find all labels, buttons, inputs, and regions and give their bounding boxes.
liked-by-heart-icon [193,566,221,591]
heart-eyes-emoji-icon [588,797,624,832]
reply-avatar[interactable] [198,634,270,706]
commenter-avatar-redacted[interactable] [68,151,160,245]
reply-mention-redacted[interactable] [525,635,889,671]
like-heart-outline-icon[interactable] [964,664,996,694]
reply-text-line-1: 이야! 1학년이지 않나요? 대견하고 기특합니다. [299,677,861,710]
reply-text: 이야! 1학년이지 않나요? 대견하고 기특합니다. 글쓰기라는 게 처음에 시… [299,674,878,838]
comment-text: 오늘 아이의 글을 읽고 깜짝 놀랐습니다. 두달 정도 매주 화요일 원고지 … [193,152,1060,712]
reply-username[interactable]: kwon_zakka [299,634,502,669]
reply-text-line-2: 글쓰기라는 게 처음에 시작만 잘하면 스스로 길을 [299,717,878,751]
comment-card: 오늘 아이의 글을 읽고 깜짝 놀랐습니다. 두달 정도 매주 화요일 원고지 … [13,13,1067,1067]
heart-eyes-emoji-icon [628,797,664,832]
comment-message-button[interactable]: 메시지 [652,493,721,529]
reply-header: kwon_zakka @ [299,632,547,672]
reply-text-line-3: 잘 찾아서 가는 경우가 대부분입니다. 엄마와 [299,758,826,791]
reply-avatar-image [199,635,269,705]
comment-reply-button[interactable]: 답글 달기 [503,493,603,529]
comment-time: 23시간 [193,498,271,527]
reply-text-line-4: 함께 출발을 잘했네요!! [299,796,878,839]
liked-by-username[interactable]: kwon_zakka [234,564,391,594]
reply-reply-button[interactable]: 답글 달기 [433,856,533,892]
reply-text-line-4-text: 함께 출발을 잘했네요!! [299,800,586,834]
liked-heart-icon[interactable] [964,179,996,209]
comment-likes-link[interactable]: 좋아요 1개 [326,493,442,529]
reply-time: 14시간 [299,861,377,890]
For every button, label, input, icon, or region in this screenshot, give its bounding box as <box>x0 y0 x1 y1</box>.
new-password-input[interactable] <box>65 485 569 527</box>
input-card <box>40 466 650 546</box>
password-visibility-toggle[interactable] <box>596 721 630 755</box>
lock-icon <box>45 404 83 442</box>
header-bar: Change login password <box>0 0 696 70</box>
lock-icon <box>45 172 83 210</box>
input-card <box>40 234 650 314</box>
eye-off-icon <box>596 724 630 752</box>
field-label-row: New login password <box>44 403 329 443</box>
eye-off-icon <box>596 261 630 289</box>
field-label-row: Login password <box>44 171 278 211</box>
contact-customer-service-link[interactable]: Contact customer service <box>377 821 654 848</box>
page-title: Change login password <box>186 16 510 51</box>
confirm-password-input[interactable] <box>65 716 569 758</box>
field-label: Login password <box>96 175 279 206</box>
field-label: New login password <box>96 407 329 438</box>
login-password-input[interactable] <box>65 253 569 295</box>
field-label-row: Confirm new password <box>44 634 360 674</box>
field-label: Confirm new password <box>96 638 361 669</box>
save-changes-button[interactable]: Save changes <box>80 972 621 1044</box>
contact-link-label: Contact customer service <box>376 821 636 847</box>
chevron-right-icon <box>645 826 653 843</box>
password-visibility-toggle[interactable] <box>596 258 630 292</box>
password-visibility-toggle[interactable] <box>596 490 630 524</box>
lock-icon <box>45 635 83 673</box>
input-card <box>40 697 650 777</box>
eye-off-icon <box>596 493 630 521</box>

__SET PROBLEM__. Rewrite the entries from the first line up to and including the line with "field-label-row: Login password", swapping "lock-icon" for "padlock-icon" and leaving everything else unchanged.

__CORRECT OUTPUT__.
find all labels, buttons, inputs, and regions and give their bounding boxes.
liked-by-heart-icon [193,566,221,591]
heart-eyes-emoji-icon [588,797,624,832]
reply-avatar[interactable] [198,634,270,706]
commenter-avatar-redacted[interactable] [68,151,160,245]
reply-mention-redacted[interactable] [525,635,889,671]
like-heart-outline-icon[interactable] [964,664,996,694]
reply-text-line-1: 이야! 1학년이지 않나요? 대견하고 기특합니다. [299,677,861,710]
reply-text: 이야! 1학년이지 않나요? 대견하고 기특합니다. 글쓰기라는 게 처음에 시… [299,674,878,838]
comment-text: 오늘 아이의 글을 읽고 깜짝 놀랐습니다. 두달 정도 매주 화요일 원고지 … [193,152,1060,712]
reply-username[interactable]: kwon_zakka [299,634,502,669]
reply-text-line-2: 글쓰기라는 게 처음에 시작만 잘하면 스스로 길을 [299,717,878,751]
comment-card: 오늘 아이의 글을 읽고 깜짝 놀랐습니다. 두달 정도 매주 화요일 원고지 … [13,13,1067,1067]
heart-eyes-emoji-icon [628,797,664,832]
comment-message-button[interactable]: 메시지 [652,493,721,529]
reply-header: kwon_zakka @ [299,632,547,672]
reply-text-line-3: 잘 찾아서 가는 경우가 대부분입니다. 엄마와 [299,758,826,791]
reply-avatar-image [199,635,269,705]
comment-reply-button[interactable]: 답글 달기 [503,493,603,529]
comment-time: 23시간 [193,498,271,527]
reply-text-line-4: 함께 출발을 잘했네요!! [299,796,878,839]
liked-by-username[interactable]: kwon_zakka [234,564,391,594]
reply-reply-button[interactable]: 답글 달기 [433,856,533,892]
reply-text-line-4-text: 함께 출발을 잘했네요!! [299,800,586,834]
liked-heart-icon[interactable] [964,179,996,209]
comment-likes-link[interactable]: 좋아요 1개 [326,493,442,529]
reply-time: 14시간 [299,861,377,890]
For every button, label, input, icon, or region in this screenshot, give its bounding box as <box>x0 y0 x1 y1</box>.
new-password-input[interactable] <box>65 485 569 527</box>
input-card <box>40 466 650 546</box>
password-visibility-toggle[interactable] <box>596 721 630 755</box>
padlock-icon <box>45 404 83 442</box>
header-bar: Change login password <box>0 0 696 70</box>
padlock-icon <box>45 172 83 210</box>
input-card <box>40 234 650 314</box>
eye-off-icon <box>596 724 630 752</box>
field-label-row: New login password <box>44 403 329 443</box>
eye-off-icon <box>596 261 630 289</box>
field-label-row: Login password <box>44 171 278 211</box>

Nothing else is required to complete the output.